### [Dataset rows]
>> START

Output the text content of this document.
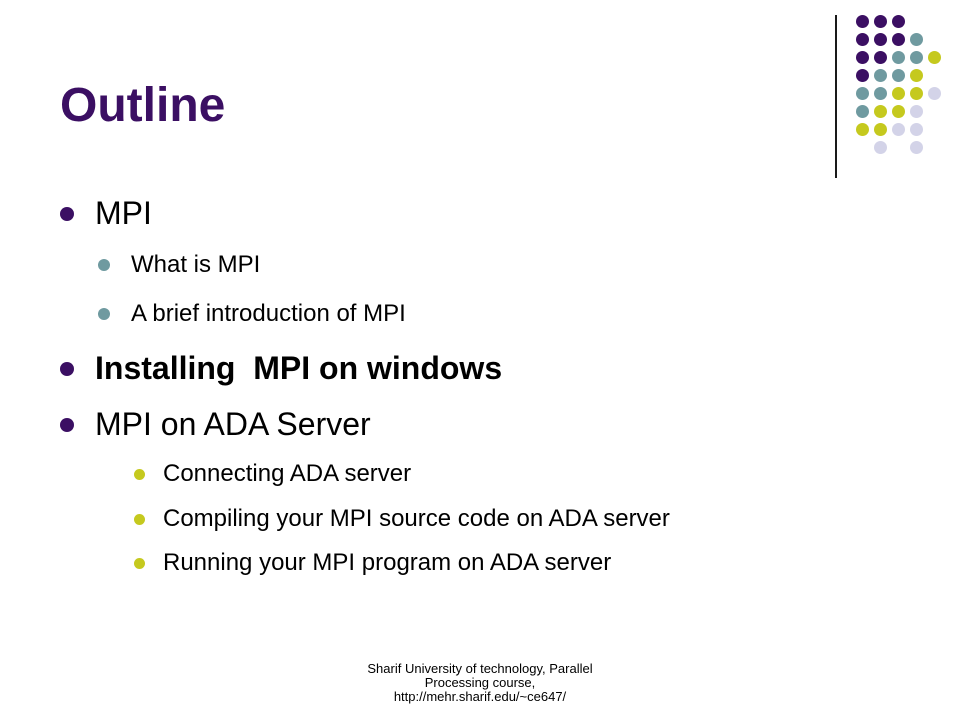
Outline
MPI
What is MPI
A brief introduction of MPI
Installing  MPI on windows
MPI on ADA Server
Connecting ADA server
Compiling your MPI source code on ADA server
Running your MPI program on ADA server
Sharif University of technology, Parallel
Processing course,
http://mehr.sharif.edu/~ce647/
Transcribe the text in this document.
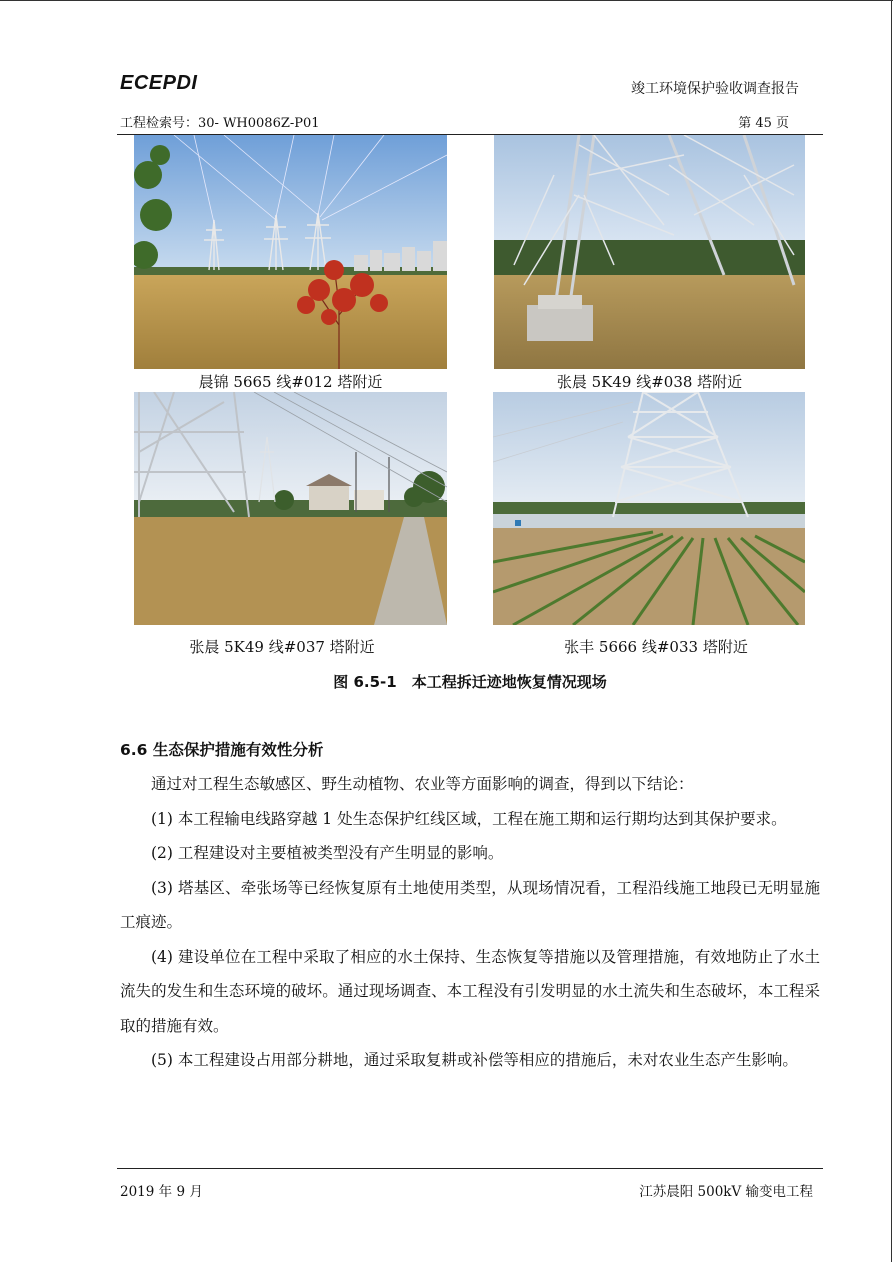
ECEPDI	竣工环境保护验收调查报告
工程检索号：30- WH0086Z-P01	第 45 页
晨锦 5665 线#012 塔附近	张晨 5K49 线#038 塔附近
张晨 5K49 线#037 塔附近	张丰 5666 线#033 塔附近
图 6.5-1　本工程拆迁迹地恢复情况现场
6.6 生态保护措施有效性分析

通过对工程生态敏感区、野生动植物、农业等方面影响的调查，得到以下结论：

(1) 本工程输电线路穿越 1 处生态保护红线区域，工程在施工期和运行期均达到其保护要求。

(2) 工程建设对主要植被类型没有产生明显的影响。

(3) 塔基区、牵张场等已经恢复原有土地使用类型，从现场情况看，工程沿线施工地段已无明显施工痕迹。

(4) 建设单位在工程中采取了相应的水土保持、生态恢复等措施以及管理措施，有效地防止了水土流失的发生和生态环境的破坏。通过现场调查、本工程没有引发明显的水土流失和生态破坏，本工程采取的措施有效。

(5) 本工程建设占用部分耕地，通过采取复耕或补偿等相应的措施后，未对农业生态产生影响。

2019 年 9 月	江苏晨阳 500kV 输变电工程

>> END

### [PROBLEM TO SOLVE]
Copy the records exactly. Skip the pictures.

### [THE COMPLETED TASK]
Output the text content of this document.
Outline
MPI
What is MPI
A brief introduction of MPI
Installing  MPI on windows
MPI on ADA Server
Connecting ADA server
Compiling your MPI source code on ADA server
Running your MPI program on ADA server
Sharif University of technology, Parallel
Processing course,
http://mehr.sharif.edu/~ce647/
Transcribe the text in this document.
ECEPDI	竣工环境保护验收调查报告
工程检索号：30- WH0086Z-P01	第 45 页
晨锦 5665 线#012 塔附近	张晨 5K49 线#038 塔附近
张晨 5K49 线#037 塔附近	张丰 5666 线#033 塔附近
图 6.5-1　本工程拆迁迹地恢复情况现场
6.6 生态保护措施有效性分析

通过对工程生态敏感区、野生动植物、农业等方面影响的调查，得到以下结论：

(1) 本工程输电线路穿越 1 处生态保护红线区域，工程在施工期和运行期均达到其保护要求。

(2) 工程建设对主要植被类型没有产生明显的影响。

(3) 塔基区、牵张场等已经恢复原有土地使用类型，从现场情况看，工程沿线施工地段已无明显施工痕迹。

(4) 建设单位在工程中采取了相应的水土保持、生态恢复等措施以及管理措施，有效地防止了水土流失的发生和生态环境的破坏。通过现场调查、本工程没有引发明显的水土流失和生态破坏，本工程采取的措施有效。

(5) 本工程建设占用部分耕地，通过采取复耕或补偿等相应的措施后，未对农业生态产生影响。

2019 年 9 月	江苏晨阳 500kV 输变电工程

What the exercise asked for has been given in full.